| What is needed |
Search the data for the word "Ihre" and copy every line that contains it.

-*-

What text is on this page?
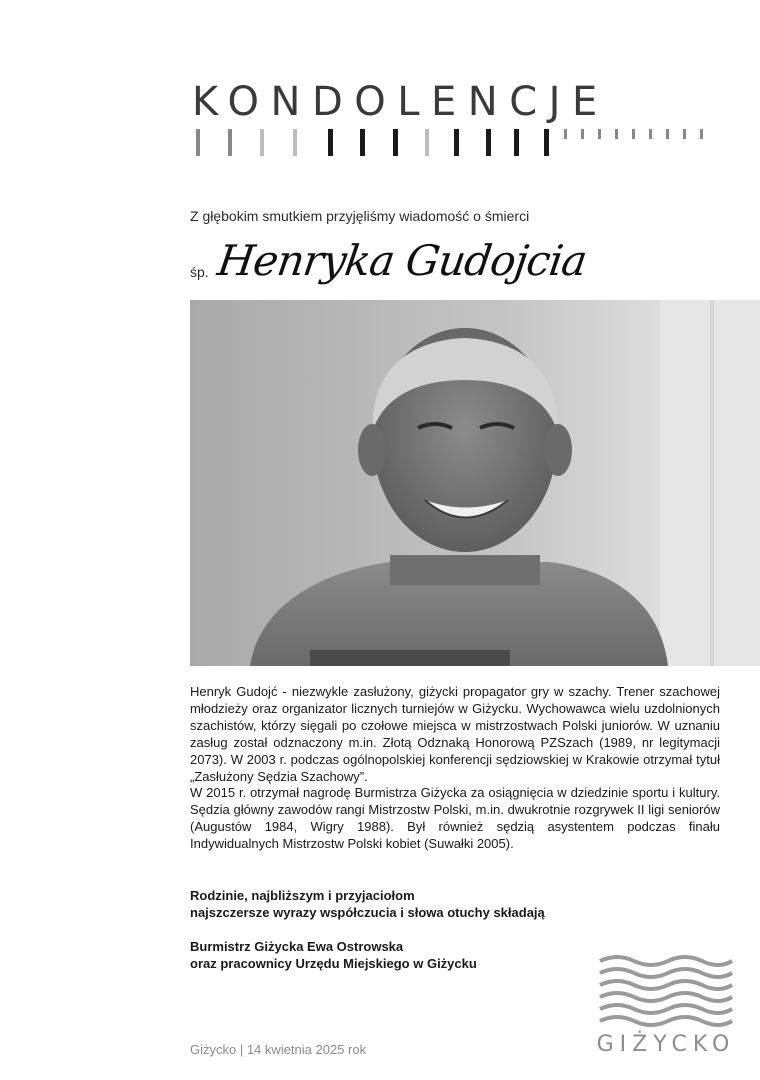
KONDOLENCJE

Z głębokim smutkiem przyjęliśmy wiadomość o śmierci

śp. Henryka Gudojcia

Henryk Gudojć - niezwykle zasłużony, giżycki propagator gry w szachy. Trener szachowej młodzieży oraz organizator licznych turniejów w Giżycku. Wychowawca wielu uzdolnionych szachistów, którzy sięgali po czołowe miejsca w mistrzostwach Polski juniorów. W uznaniu zasług został odznaczony m.in. Złotą Odznaką Honorową PZSzach (1989, nr legitymacji 2073). W 2003 r. podczas ogólnopolskiej konferencji sędziowskiej w Krakowie otrzymał tytuł „Zasłużony Sędzia Szachowy”.

W 2015 r. otrzymał nagrodę Burmistrza Giżycka za osiągnięcia w dziedzinie sportu i kultury. Sędzia główny zawodów rangi Mistrzostw Polski, m.in. dwukrotnie rozgrywek II ligi seniorów (Augustów 1984, Wigry 1988). Był również sędzią asystentem podczas finału Indywidualnych Mistrzostw Polski kobiet (Suwałki 2005).

Rodzinie, najbliższym i przyjaciołom

najszczersze wyrazy współczucia i słowa otuchy składają

Burmistrz Giżycka Ewa Ostrowska

oraz pracownicy Urzędu Miejskiego w Giżycku

Giżycko | 14 kwietnia 2025 rok	GIŻYCKO
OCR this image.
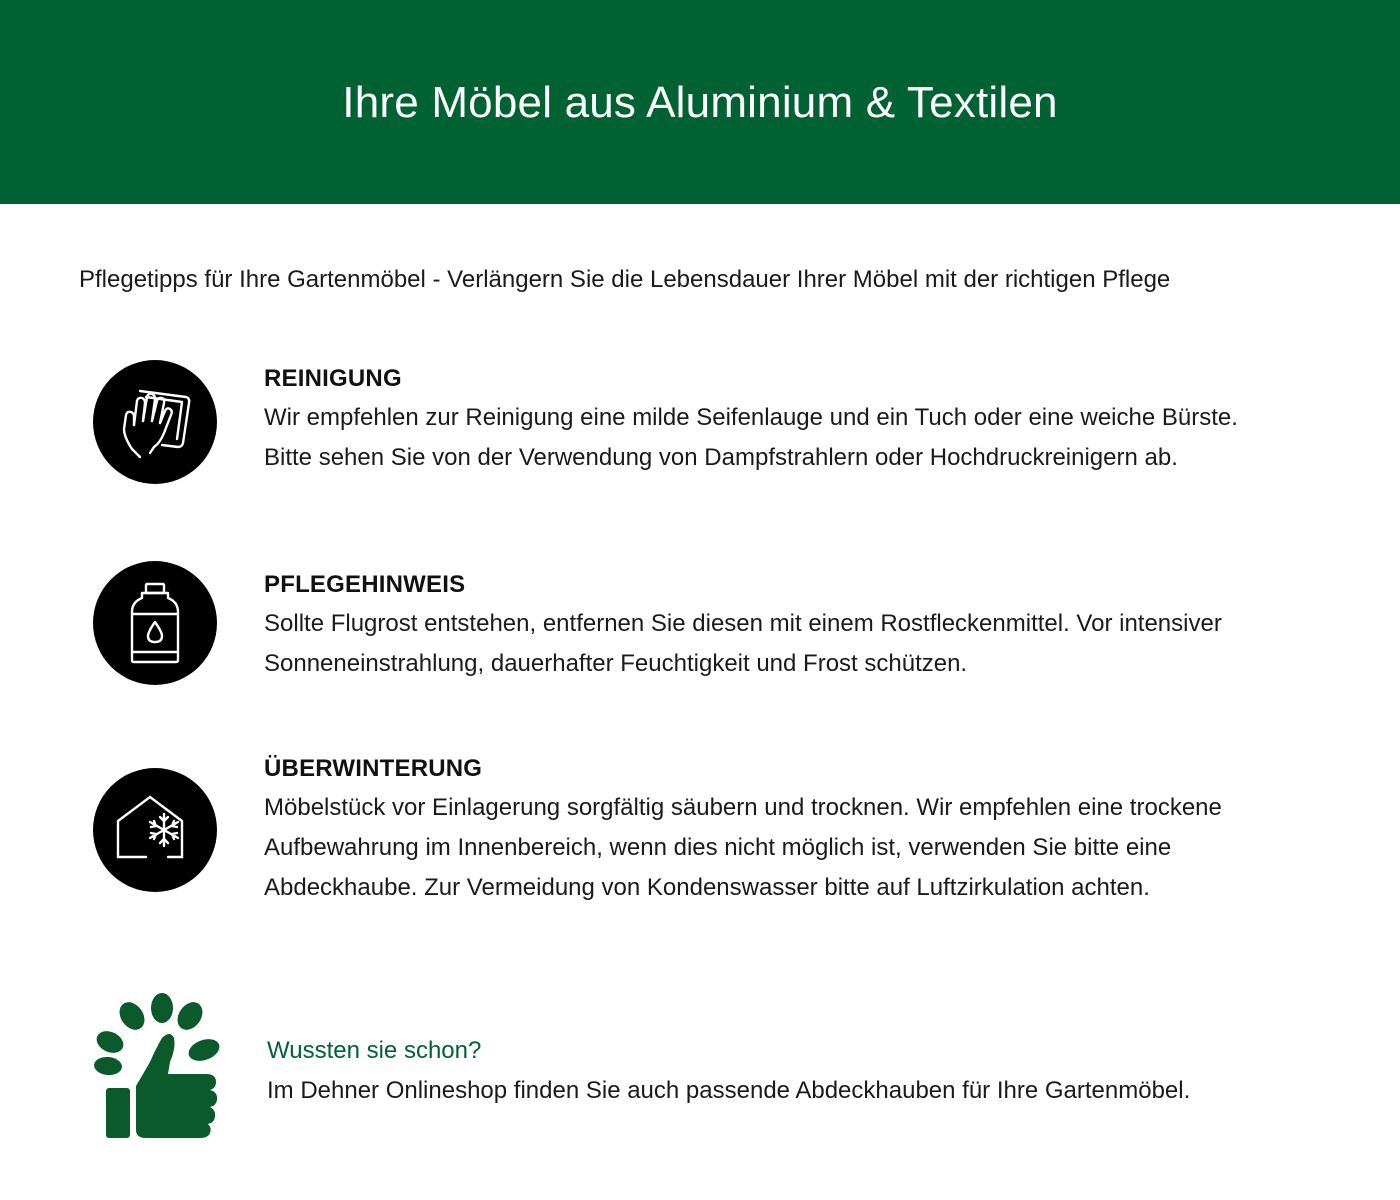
Ihre Möbel aus Aluminium & Textilen
Pflegetipps für Ihre Gartenmöbel - Verlängern Sie die Lebensdauer Ihrer Möbel mit der richtigen Pflege

REINIGUNG

Wir empfehlen zur Reinigung eine milde Seifenlauge und ein Tuch oder eine weiche Bürste.
Bitte sehen Sie von der Verwendung von Dampfstrahlern oder Hochdruckreinigern ab.

PFLEGEHINWEIS

Sollte Flugrost entstehen, entfernen Sie diesen mit einem Rostfleckenmittel. Vor intensiver
Sonneneinstrahlung, dauerhafter Feuchtigkeit und Frost schützen.

ÜBERWINTERUNG

Möbelstück vor Einlagerung sorgfältig säubern und trocknen. Wir empfehlen eine trockene
Aufbewahrung im Innenbereich, wenn dies nicht möglich ist, verwenden Sie bitte eine
Abdeckhaube. Zur Vermeidung von Kondenswasser bitte auf Luftzirkulation achten.

Wussten sie schon?
Im Dehner Onlineshop finden Sie auch passende Abdeckhauben für Ihre Gartenmöbel.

-*-

| In response |
Ihre Möbel aus Aluminium & Textilen
Pflegetipps für Ihre Gartenmöbel - Verlängern Sie die Lebensdauer Ihrer Möbel mit der richtigen Pflege
Im Dehner Onlineshop finden Sie auch passende Abdeckhauben für Ihre Gartenmöbel.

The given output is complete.